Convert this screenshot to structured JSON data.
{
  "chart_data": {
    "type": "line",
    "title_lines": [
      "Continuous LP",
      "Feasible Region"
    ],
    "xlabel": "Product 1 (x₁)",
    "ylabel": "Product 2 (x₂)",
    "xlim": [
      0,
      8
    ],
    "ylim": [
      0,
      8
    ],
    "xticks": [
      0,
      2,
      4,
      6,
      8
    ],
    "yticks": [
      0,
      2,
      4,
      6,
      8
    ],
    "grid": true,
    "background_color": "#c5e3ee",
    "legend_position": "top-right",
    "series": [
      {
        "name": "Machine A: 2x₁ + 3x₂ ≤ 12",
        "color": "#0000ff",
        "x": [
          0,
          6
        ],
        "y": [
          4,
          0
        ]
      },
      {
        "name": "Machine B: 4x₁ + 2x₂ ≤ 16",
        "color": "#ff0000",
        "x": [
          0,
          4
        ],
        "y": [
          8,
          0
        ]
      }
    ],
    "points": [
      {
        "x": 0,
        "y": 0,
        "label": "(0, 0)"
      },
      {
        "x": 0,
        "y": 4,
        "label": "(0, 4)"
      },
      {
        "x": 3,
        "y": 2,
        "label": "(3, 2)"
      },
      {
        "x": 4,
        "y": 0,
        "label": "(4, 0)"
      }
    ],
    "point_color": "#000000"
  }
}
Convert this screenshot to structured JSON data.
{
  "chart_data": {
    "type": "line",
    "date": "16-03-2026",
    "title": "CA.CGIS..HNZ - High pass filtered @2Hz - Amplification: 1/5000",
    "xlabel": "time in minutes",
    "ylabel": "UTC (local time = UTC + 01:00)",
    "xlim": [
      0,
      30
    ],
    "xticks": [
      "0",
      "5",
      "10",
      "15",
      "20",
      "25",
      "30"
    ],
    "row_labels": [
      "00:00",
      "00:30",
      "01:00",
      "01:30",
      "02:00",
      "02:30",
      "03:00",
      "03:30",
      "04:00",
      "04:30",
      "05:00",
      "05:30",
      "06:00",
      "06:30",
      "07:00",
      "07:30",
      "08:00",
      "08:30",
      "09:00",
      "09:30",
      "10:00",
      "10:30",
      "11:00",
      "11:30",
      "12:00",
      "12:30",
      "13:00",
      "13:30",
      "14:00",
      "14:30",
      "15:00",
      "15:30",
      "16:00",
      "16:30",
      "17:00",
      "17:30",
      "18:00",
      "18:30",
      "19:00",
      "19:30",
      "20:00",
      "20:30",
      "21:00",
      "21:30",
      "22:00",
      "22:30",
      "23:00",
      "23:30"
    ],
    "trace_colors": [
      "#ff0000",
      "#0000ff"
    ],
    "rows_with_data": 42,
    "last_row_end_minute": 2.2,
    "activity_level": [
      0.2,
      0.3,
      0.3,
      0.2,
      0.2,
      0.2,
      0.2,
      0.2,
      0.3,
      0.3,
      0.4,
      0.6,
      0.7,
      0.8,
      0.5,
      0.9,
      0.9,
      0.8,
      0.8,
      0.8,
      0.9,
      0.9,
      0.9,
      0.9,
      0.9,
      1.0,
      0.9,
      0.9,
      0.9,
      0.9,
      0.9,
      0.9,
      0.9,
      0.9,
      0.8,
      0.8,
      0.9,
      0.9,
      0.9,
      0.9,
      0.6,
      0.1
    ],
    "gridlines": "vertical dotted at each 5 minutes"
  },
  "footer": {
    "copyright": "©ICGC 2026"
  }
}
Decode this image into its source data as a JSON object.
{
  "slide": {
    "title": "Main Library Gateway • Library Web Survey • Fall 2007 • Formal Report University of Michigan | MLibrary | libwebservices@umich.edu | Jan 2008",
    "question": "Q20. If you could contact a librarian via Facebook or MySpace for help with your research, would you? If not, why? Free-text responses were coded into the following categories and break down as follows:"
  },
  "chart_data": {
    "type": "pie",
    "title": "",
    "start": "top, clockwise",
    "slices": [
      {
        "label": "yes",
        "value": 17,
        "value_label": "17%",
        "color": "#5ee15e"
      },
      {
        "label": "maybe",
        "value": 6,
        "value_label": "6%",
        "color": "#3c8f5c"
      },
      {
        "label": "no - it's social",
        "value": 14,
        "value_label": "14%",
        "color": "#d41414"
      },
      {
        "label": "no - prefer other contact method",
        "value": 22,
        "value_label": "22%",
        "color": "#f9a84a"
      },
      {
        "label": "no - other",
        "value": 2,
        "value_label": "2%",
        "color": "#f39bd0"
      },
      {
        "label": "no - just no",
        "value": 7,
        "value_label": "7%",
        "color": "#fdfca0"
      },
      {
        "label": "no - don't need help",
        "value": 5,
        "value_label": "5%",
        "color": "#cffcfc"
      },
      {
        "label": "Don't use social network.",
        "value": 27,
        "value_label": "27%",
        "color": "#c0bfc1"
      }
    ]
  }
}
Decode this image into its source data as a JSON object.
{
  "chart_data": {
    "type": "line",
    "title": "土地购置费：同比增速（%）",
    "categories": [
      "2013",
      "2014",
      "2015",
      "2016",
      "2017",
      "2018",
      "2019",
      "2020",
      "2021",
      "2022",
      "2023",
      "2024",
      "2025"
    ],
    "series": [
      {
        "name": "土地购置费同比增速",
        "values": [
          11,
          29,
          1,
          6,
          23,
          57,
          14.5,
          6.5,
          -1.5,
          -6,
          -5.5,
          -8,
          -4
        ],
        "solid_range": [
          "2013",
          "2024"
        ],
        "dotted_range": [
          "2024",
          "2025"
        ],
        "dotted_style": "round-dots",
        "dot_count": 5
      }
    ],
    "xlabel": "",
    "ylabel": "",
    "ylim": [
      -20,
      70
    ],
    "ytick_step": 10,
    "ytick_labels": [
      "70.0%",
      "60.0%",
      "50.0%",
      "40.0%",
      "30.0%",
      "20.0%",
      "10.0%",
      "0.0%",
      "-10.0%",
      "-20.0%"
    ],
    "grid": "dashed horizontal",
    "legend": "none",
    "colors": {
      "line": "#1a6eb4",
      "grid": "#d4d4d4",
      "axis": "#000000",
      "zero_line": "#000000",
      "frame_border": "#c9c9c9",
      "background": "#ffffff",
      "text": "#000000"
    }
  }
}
- - - - -
*Task description*: Report each line in the data that holds the word "contact".

*Full solution*:
    "question": "Q20. If you could contact a librarian via Facebook or MySpace for help with your research, would you? If not, why? Free-text responses were coded into the following categories and break down as follows:"
        "label": "no - prefer other contact method",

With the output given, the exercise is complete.